--- Exercise instructions ---
Determine how many lines hold "screenshot" and give only that number.

- - - - - - -

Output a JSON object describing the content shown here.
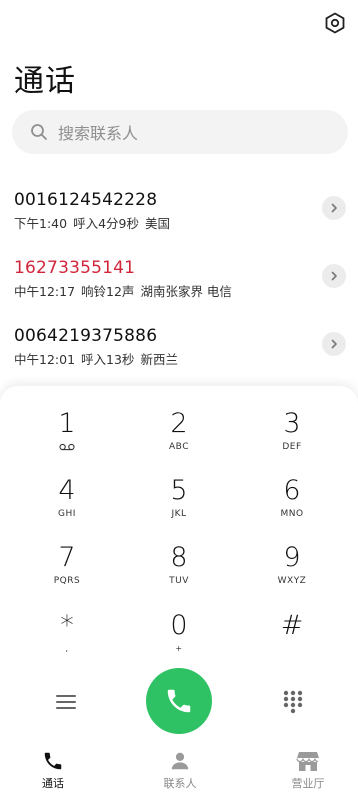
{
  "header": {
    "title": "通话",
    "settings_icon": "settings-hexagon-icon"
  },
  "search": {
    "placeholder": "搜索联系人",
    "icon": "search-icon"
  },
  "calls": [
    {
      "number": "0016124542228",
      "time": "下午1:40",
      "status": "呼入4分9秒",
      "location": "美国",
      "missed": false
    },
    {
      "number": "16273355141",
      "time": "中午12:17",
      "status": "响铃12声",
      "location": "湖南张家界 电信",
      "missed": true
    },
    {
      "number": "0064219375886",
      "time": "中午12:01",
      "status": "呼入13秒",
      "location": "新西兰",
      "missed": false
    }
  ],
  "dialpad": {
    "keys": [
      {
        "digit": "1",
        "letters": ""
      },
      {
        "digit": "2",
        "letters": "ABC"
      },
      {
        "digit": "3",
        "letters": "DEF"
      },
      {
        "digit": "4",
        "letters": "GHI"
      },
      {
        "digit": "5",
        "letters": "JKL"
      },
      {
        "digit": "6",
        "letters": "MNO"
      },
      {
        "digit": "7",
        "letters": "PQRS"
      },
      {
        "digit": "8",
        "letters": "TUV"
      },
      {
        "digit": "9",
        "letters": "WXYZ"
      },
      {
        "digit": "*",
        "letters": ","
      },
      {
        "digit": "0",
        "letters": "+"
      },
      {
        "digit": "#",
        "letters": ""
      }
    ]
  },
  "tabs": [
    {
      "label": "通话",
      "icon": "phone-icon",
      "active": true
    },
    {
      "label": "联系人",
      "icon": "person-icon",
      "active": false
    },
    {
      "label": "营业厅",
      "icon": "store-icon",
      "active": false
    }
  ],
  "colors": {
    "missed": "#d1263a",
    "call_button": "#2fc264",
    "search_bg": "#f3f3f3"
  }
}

- - - - - - -

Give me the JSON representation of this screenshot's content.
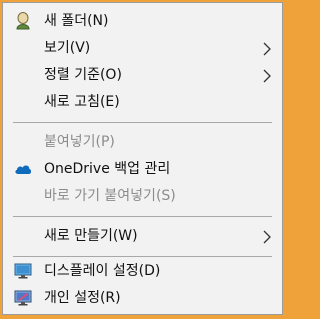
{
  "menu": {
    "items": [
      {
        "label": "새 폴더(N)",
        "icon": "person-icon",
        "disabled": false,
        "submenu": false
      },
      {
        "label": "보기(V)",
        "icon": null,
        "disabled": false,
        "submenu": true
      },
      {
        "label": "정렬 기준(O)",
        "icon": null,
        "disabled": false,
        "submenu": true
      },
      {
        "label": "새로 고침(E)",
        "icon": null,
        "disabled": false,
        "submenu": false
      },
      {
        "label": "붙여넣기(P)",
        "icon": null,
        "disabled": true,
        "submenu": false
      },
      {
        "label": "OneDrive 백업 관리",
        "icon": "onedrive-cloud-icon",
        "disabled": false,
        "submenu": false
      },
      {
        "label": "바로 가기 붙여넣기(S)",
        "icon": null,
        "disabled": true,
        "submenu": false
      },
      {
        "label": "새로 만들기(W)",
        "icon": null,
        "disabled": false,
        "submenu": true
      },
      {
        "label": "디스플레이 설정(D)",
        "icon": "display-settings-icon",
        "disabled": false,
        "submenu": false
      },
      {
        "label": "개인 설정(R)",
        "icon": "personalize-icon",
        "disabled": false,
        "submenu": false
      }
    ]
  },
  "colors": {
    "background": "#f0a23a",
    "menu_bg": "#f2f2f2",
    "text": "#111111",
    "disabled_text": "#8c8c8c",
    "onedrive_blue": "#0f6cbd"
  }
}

- - - - - - -

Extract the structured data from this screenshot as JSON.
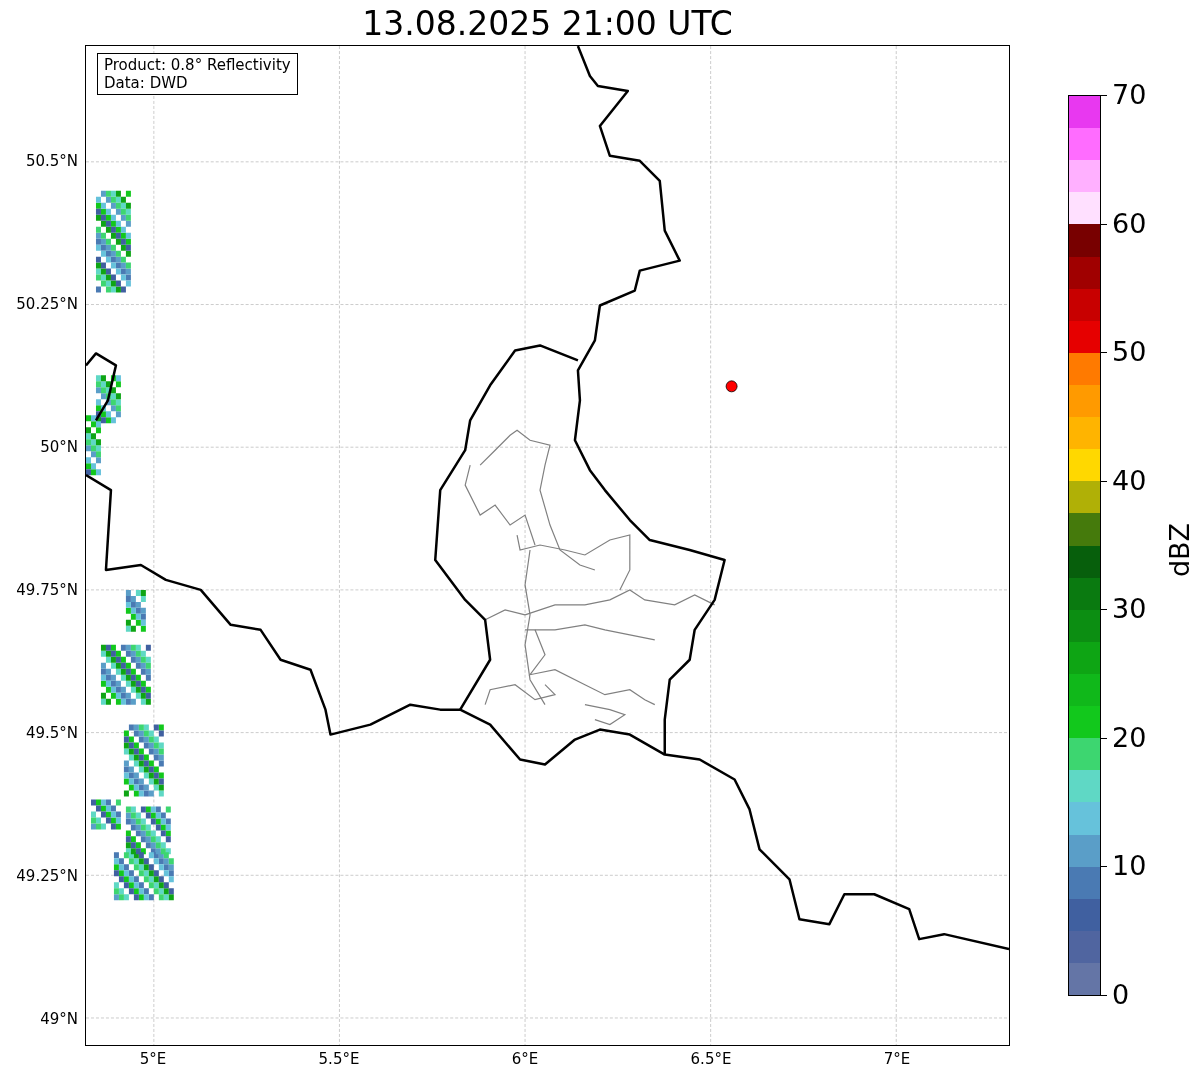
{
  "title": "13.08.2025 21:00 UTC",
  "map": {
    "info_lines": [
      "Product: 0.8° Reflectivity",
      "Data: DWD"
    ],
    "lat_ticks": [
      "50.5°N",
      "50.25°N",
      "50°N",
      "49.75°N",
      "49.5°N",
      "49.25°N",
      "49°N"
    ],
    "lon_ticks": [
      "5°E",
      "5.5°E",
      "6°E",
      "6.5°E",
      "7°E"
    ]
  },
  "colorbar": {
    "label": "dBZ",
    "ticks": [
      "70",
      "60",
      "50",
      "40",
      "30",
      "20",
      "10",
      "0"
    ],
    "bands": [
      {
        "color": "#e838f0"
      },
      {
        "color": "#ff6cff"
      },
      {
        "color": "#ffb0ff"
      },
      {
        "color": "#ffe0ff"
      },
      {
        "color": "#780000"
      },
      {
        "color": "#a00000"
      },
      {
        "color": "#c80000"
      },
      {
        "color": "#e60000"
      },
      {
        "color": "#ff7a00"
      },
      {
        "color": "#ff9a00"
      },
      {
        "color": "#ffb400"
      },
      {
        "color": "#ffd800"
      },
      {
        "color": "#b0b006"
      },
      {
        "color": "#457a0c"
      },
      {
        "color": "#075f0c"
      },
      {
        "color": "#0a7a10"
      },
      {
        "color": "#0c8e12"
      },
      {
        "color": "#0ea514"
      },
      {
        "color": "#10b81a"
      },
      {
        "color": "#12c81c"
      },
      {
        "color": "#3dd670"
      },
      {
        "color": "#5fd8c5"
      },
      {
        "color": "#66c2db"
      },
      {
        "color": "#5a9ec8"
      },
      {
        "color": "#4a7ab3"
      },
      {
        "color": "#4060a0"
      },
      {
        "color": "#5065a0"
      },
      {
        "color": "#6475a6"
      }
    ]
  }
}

- - - - - - -

--- Complete output ---
2